Below are records. Copy every line with "START" in it.

Extracted data entries

===============

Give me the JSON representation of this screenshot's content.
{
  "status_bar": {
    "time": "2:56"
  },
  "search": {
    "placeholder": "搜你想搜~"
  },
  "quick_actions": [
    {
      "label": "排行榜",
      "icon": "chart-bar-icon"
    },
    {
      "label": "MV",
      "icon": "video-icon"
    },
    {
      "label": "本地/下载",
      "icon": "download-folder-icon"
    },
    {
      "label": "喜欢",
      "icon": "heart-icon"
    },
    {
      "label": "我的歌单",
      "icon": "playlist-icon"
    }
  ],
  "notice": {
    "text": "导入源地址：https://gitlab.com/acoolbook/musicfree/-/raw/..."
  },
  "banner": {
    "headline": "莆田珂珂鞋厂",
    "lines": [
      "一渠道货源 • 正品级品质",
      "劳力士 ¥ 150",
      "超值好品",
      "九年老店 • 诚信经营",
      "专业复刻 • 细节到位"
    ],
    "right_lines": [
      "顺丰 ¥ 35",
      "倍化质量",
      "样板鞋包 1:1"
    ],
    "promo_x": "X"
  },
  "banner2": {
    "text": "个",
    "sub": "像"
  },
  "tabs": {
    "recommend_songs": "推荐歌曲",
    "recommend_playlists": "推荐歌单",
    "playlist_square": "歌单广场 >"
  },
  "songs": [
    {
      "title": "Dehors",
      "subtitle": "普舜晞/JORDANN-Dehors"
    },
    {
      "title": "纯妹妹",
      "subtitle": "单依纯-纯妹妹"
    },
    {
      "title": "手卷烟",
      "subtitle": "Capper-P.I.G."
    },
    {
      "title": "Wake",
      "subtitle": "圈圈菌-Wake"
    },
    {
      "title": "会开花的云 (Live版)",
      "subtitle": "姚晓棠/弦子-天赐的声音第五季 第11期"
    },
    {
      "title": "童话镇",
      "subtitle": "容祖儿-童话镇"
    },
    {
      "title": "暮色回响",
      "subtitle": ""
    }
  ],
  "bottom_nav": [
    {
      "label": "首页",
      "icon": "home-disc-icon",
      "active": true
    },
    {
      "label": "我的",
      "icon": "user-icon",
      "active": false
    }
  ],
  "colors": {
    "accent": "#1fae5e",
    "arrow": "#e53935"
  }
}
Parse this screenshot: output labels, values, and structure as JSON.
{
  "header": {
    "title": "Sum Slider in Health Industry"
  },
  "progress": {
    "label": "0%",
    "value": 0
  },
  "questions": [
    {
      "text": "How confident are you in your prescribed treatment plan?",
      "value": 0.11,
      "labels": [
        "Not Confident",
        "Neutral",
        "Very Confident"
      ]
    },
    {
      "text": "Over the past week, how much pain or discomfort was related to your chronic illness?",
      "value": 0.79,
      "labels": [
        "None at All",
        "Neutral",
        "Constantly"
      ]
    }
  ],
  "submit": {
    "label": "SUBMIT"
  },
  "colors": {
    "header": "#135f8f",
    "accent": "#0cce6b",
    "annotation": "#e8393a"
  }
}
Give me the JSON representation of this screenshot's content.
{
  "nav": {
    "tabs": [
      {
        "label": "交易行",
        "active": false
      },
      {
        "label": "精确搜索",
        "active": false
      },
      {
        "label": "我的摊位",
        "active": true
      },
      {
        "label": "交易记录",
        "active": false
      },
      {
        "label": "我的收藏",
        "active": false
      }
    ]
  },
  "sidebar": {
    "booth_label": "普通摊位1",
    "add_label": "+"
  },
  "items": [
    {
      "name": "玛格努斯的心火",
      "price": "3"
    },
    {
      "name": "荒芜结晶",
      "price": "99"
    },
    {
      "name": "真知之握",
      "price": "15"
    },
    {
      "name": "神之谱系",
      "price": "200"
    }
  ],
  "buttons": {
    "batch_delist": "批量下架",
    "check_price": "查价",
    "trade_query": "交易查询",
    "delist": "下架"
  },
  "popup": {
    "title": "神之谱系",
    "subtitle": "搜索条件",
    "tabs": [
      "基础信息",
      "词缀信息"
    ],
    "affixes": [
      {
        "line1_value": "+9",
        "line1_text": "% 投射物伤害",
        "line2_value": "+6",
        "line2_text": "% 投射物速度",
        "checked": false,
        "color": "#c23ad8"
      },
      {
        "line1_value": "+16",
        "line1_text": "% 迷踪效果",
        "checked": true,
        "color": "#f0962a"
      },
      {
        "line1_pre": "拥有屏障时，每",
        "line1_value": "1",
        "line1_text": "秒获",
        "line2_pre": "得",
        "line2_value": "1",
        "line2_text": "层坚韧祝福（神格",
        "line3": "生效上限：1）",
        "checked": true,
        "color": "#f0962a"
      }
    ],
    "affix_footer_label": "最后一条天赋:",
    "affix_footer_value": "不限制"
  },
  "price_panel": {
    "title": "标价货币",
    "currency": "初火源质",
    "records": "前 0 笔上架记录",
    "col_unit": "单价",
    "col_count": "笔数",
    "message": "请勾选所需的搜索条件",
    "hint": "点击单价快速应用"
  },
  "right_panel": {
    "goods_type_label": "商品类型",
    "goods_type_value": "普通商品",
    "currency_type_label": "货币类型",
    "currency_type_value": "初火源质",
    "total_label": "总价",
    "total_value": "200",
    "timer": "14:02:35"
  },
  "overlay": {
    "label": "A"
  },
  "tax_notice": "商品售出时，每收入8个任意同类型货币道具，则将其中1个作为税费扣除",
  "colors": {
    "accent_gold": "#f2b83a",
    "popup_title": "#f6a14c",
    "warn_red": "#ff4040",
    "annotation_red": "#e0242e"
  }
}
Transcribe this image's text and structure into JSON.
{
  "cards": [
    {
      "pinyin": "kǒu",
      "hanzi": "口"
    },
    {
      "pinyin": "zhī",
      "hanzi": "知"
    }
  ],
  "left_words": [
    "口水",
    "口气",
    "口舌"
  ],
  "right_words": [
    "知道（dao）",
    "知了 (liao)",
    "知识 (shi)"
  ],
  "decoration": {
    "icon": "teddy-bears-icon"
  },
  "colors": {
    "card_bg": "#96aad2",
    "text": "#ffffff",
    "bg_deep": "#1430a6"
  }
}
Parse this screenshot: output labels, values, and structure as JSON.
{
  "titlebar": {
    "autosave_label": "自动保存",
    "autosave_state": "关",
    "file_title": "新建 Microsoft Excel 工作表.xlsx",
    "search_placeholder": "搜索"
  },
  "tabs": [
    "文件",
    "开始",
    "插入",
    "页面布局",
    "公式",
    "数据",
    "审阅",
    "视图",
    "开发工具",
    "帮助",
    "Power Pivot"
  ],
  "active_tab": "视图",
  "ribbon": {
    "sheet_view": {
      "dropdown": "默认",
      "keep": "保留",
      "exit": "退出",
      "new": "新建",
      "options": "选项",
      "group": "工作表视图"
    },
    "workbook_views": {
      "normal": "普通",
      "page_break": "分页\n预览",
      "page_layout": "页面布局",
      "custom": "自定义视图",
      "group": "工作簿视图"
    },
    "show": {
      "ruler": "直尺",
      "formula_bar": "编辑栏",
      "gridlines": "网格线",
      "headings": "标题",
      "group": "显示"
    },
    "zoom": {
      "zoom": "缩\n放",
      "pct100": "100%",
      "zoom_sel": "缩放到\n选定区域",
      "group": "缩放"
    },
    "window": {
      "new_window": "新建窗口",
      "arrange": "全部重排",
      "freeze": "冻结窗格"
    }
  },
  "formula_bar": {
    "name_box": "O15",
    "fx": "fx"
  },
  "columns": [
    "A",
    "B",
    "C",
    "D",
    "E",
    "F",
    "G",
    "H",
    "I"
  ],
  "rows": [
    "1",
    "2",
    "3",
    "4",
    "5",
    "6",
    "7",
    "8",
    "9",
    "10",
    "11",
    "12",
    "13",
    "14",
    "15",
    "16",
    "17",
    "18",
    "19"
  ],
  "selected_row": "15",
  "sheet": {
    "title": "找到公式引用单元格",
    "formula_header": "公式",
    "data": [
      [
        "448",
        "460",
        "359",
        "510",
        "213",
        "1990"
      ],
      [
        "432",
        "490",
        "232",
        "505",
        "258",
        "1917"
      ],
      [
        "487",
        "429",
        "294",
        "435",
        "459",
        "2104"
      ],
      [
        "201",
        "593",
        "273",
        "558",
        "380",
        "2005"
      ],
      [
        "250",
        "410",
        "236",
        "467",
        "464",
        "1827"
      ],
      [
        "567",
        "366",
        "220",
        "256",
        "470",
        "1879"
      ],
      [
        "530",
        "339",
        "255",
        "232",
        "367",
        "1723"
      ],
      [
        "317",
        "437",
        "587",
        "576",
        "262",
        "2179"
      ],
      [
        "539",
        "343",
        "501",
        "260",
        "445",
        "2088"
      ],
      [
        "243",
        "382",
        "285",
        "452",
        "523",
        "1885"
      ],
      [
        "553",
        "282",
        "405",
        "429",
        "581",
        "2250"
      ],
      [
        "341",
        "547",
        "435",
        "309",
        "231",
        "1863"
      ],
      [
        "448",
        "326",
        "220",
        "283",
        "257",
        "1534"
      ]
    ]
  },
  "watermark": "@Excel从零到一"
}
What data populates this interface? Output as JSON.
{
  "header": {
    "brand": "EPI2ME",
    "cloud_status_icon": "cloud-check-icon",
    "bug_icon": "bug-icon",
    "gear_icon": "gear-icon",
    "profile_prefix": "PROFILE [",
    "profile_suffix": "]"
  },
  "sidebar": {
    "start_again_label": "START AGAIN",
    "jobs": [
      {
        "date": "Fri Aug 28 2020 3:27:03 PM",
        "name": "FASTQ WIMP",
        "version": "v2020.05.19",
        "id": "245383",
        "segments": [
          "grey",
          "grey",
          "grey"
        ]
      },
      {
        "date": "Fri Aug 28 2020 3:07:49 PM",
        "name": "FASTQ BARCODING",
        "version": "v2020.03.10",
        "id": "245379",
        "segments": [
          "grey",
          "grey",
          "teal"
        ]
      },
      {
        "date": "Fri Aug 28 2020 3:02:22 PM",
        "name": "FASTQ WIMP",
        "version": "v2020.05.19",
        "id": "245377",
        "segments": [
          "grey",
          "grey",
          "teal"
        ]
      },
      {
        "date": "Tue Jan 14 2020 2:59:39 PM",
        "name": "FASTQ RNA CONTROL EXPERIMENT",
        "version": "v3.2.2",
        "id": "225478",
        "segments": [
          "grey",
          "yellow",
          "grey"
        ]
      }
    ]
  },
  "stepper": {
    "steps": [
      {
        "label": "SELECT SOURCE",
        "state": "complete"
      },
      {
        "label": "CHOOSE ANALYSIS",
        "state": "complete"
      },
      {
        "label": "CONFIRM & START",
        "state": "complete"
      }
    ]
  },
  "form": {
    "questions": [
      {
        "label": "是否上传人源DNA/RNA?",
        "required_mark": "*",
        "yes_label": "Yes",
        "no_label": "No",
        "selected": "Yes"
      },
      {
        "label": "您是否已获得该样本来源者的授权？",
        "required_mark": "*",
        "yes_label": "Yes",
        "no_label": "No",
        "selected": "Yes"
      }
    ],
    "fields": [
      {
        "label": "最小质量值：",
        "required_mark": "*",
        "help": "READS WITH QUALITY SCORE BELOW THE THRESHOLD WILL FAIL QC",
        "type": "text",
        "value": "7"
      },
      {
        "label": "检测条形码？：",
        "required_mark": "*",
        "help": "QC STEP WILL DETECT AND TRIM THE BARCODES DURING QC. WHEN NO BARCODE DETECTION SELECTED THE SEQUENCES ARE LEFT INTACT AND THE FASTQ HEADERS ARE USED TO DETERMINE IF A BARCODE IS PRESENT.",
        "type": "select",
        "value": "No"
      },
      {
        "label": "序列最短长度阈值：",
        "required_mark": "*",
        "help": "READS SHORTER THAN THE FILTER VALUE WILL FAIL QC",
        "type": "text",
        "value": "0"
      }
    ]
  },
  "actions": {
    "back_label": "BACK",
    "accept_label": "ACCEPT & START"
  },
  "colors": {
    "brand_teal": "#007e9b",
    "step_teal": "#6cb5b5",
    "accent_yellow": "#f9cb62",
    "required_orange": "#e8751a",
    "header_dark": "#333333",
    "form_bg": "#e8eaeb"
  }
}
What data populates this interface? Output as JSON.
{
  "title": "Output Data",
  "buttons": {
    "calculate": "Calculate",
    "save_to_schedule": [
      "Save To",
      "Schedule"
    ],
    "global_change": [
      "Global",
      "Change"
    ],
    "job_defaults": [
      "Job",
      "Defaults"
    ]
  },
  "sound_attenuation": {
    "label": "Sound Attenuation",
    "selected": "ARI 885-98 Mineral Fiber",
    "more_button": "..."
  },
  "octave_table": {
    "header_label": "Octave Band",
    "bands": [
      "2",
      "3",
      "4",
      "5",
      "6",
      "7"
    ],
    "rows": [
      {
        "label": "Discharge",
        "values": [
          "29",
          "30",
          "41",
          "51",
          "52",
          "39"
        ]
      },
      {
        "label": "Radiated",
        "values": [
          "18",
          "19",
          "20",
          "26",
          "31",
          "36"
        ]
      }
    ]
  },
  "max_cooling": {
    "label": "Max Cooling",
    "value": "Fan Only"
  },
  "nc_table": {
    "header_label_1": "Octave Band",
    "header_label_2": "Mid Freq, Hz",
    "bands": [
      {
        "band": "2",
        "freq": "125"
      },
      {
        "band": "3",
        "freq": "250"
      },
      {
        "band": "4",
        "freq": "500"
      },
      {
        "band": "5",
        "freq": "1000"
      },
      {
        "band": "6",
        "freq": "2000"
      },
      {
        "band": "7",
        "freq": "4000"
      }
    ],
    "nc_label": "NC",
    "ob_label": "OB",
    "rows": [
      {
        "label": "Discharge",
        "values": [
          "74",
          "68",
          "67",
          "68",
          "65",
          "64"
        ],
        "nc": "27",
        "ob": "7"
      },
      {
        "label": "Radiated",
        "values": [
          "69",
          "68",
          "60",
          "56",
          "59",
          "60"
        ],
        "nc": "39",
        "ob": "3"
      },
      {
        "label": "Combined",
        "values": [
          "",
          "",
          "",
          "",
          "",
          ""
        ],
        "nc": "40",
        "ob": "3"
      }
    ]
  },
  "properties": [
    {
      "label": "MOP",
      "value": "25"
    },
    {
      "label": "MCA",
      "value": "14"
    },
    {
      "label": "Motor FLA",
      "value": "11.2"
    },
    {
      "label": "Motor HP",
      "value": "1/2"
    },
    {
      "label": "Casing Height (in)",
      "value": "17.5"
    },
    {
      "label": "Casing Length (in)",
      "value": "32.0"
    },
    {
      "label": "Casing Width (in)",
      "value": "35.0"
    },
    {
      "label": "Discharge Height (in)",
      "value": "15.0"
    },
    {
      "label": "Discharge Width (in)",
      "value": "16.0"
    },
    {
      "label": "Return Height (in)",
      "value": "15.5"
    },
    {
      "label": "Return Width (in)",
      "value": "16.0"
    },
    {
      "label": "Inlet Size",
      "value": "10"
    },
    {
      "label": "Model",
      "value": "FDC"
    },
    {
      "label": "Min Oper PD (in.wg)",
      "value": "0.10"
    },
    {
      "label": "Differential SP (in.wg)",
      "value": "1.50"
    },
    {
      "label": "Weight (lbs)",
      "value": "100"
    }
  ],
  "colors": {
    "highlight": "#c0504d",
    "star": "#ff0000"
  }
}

===============

- **RESPONSE TO THE TASK**
    "start_again_label": "START AGAIN",
        "label": "CONFIRM & START",
    "accept_label": "ACCEPT & START"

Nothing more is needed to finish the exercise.